ITEMS:
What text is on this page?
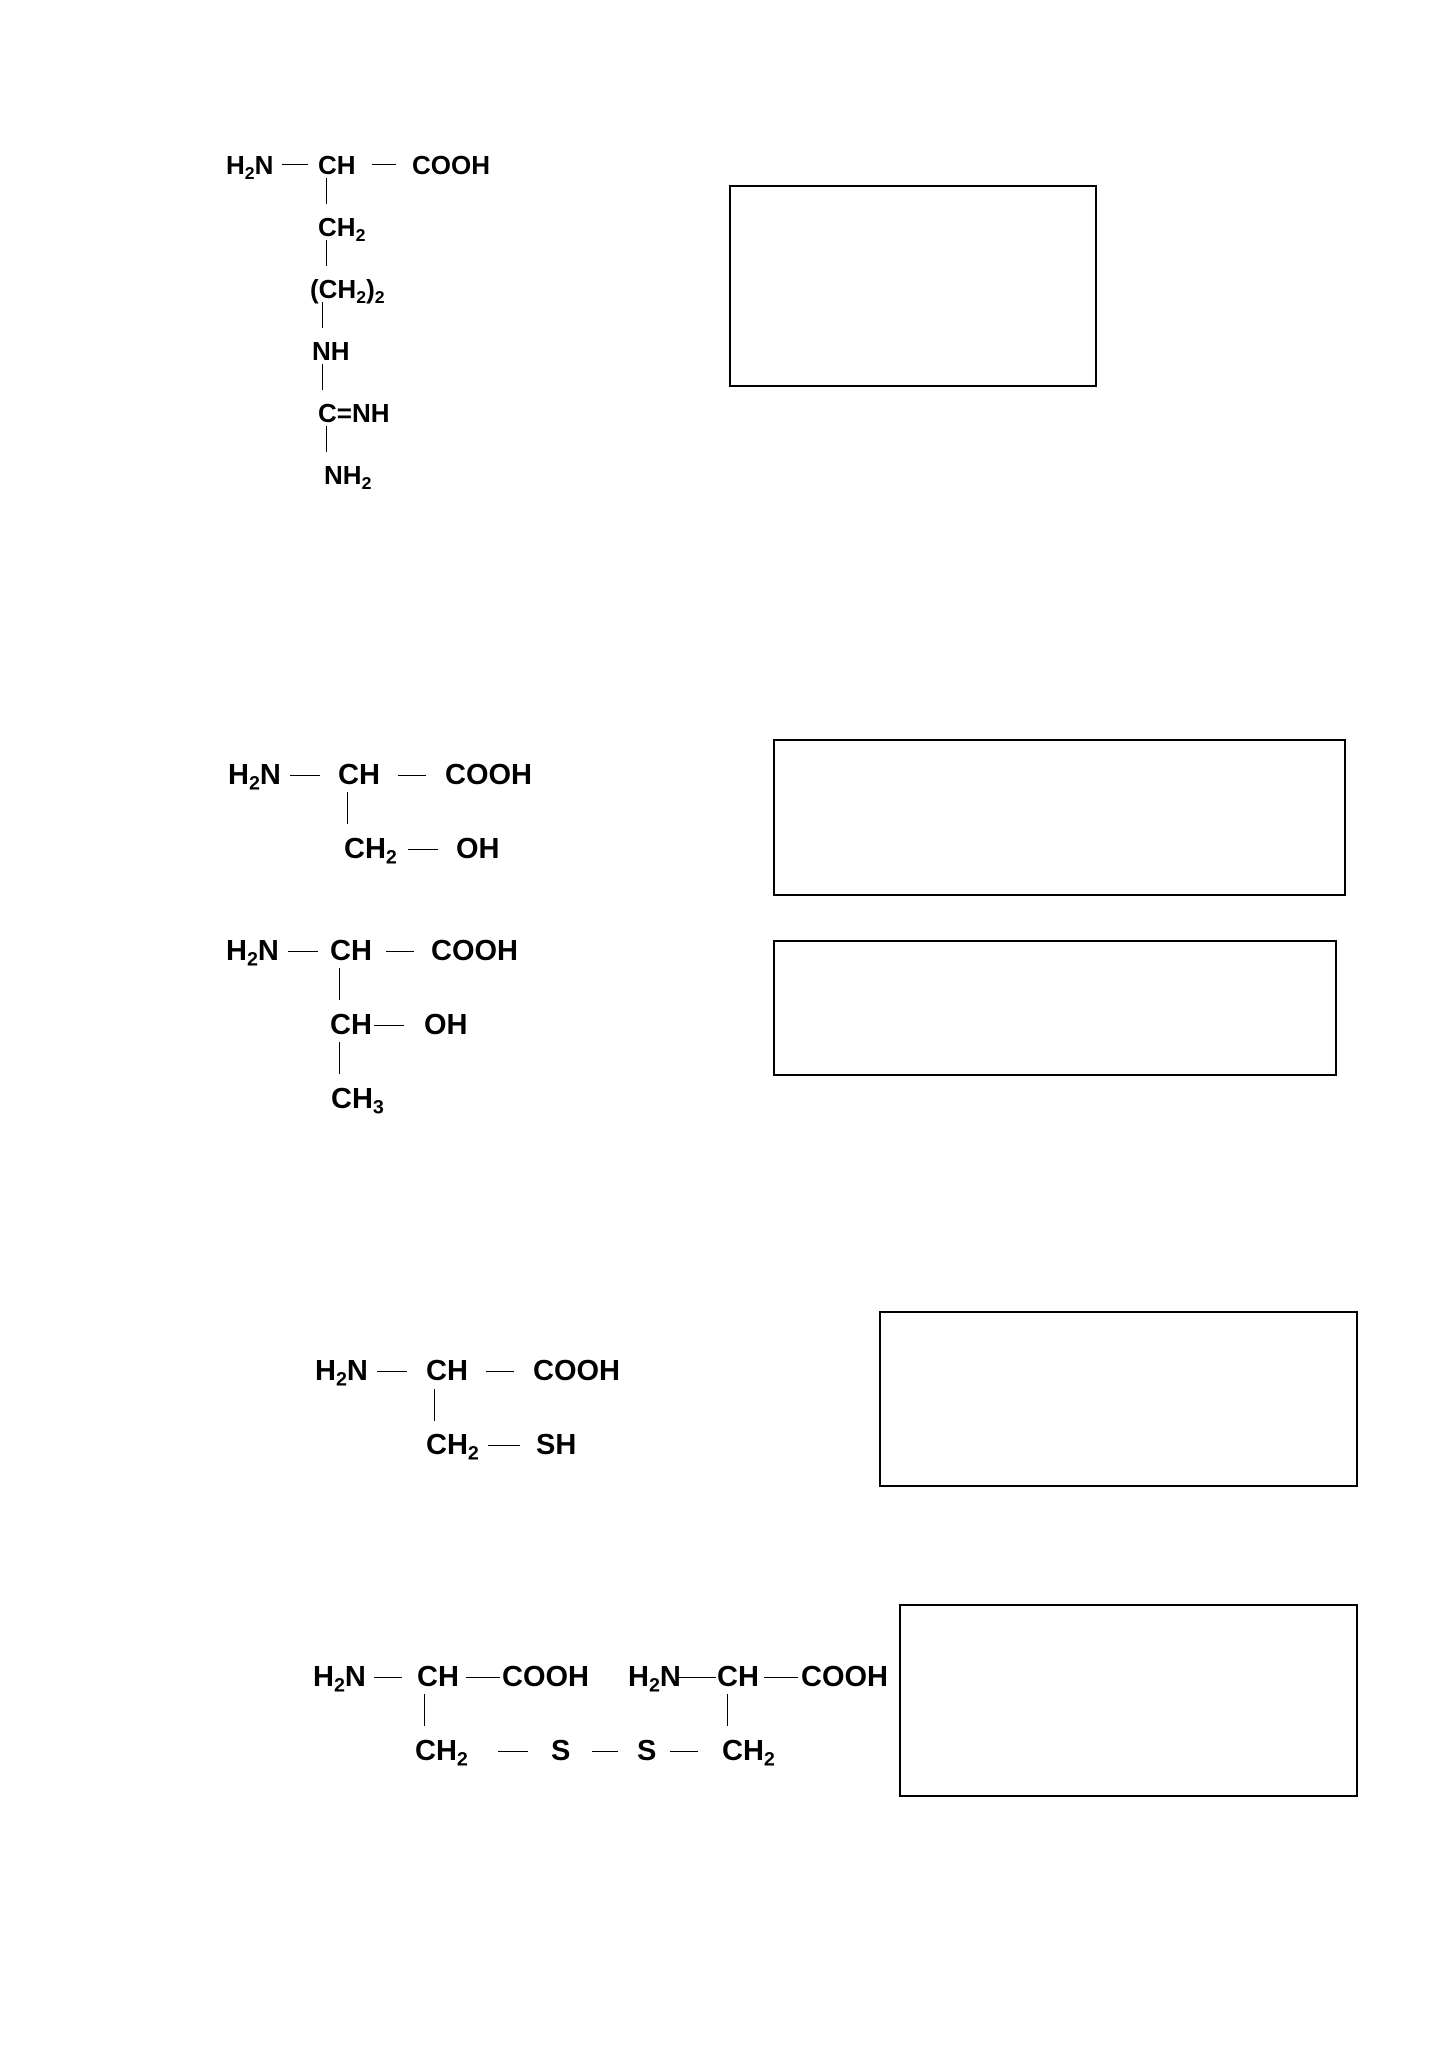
$H_2N$ CH COOH
$CH_2$
$(CH_2)_2$
NH
C=NH
$NH_2$
$H_2N$ CH COOH
$CH_2$ OH
$H_2N$ CH COOH
CH OH
$CH_3$
$H_2N$ CH COOH
$CH_2$ SH
$H_2N$ CH COOH $H_2N$ CH COOH
$CH_2$	S S $CH_2$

SET PROBLEM: Transcribe the records above exactly, leaving out every picture.

REPLY:
What text is on this page?
$H_2N$ CH COOH
$CH_2$
$(CH_2)_2$
NH
C=NH
$NH_2$
$H_2N$ CH COOH
$CH_2$ OH
$H_2N$ CH COOH
CH OH
$CH_3$
$H_2N$ CH COOH
$CH_2$ SH
$H_2N$ CH COOH $H_2N$ CH COOH
$CH_2$	S S $CH_2$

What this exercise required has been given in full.